** Goal **
Give every line below again, exactly.

** Information provided **
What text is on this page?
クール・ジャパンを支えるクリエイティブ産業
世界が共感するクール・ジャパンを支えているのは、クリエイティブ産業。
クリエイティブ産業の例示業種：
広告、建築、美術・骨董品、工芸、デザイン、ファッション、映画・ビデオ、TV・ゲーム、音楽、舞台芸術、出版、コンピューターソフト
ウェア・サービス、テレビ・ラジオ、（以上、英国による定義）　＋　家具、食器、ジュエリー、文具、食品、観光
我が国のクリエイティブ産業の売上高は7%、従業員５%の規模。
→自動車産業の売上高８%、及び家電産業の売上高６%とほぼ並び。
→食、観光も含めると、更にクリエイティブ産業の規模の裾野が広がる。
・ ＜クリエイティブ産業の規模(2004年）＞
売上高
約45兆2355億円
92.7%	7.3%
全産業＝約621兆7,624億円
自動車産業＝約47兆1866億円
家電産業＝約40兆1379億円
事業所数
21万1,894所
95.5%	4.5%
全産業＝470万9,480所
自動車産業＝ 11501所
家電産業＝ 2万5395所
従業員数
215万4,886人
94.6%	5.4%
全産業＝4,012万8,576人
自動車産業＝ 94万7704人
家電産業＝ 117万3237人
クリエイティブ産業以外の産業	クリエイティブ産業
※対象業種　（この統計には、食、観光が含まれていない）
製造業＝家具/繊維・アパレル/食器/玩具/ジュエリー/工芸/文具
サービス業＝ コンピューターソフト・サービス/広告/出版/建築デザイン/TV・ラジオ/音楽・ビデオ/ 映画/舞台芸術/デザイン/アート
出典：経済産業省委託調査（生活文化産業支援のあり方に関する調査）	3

** Output **
What text is on this page?
クール・ジャパンを支えるクリエイティブ産業
世界が共感するクール・ジャパンを支えているのは、クリエイティブ産業。
クリエイティブ産業の例示業種：
広告、建築、美術・骨董品、工芸、デザイン、ファッション、映画・ビデオ、TV・ゲーム、音楽、舞台芸術、出版、コンピューターソフト
ウェア・サービス、テレビ・ラジオ、（以上、英国による定義）　＋　家具、食器、ジュエリー、文具、食品、観光
我が国のクリエイティブ産業の売上高は7%、従業員５%の規模。
→自動車産業の売上高８%、及び家電産業の売上高６%とほぼ並び。
→食、観光も含めると、更にクリエイティブ産業の規模の裾野が広がる。
・ ＜クリエイティブ産業の規模(2004年）＞
売上高
約45兆2355億円
92.7%	7.3%
全産業＝約621兆7,624億円
自動車産業＝約47兆1866億円
家電産業＝約40兆1379億円
事業所数
21万1,894所
95.5%	4.5%
全産業＝470万9,480所
自動車産業＝ 11501所
家電産業＝ 2万5395所
従業員数
215万4,886人
94.6%	5.4%
全産業＝4,012万8,576人
自動車産業＝ 94万7704人
家電産業＝ 117万3237人
クリエイティブ産業以外の産業	クリエイティブ産業
※対象業種　（この統計には、食、観光が含まれていない）
製造業＝家具/繊維・アパレル/食器/玩具/ジュエリー/工芸/文具
サービス業＝ コンピューターソフト・サービス/広告/出版/建築デザイン/TV・ラジオ/音楽・ビデオ/ 映画/舞台芸術/デザイン/アート
出典：経済産業省委託調査（生活文化産業支援のあり方に関する調査）	3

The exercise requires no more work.